-- Start of Material --

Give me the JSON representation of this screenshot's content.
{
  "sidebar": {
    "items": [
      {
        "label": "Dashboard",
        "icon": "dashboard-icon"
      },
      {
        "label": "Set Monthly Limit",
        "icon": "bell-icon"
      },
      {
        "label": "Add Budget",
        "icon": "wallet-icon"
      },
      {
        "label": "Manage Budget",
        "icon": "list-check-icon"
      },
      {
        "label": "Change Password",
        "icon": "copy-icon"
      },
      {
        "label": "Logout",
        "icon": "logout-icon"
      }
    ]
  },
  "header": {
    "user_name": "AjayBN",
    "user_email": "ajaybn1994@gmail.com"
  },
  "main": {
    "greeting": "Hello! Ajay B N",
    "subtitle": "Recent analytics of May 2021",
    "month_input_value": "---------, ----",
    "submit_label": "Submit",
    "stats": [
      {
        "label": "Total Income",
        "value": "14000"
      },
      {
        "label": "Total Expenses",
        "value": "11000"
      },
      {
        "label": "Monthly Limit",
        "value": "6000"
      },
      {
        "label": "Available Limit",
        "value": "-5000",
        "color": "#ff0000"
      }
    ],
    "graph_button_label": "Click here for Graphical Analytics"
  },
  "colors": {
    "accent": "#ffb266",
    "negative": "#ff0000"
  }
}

-- End of Material --

- **Job**: Type out the full listing again, exactly as given.

- **Task result**:
Give me the JSON representation of this screenshot's content.
{
  "sidebar": {
    "items": [
      {
        "label": "Dashboard",
        "icon": "dashboard-icon"
      },
      {
        "label": "Set Monthly Limit",
        "icon": "bell-icon"
      },
      {
        "label": "Add Budget",
        "icon": "wallet-icon"
      },
      {
        "label": "Manage Budget",
        "icon": "list-check-icon"
      },
      {
        "label": "Change Password",
        "icon": "copy-icon"
      },
      {
        "label": "Logout",
        "icon": "logout-icon"
      }
    ]
  },
  "header": {
    "user_name": "AjayBN",
    "user_email": "ajaybn1994@gmail.com"
  },
  "main": {
    "greeting": "Hello! Ajay B N",
    "subtitle": "Recent analytics of May 2021",
    "month_input_value": "---------, ----",
    "submit_label": "Submit",
    "stats": [
      {
        "label": "Total Income",
        "value": "14000"
      },
      {
        "label": "Total Expenses",
        "value": "11000"
      },
      {
        "label": "Monthly Limit",
        "value": "6000"
      },
      {
        "label": "Available Limit",
        "value": "-5000",
        "color": "#ff0000"
      }
    ],
    "graph_button_label": "Click here for Graphical Analytics"
  },
  "colors": {
    "accent": "#ffb266",
    "negative": "#ff0000"
  }
}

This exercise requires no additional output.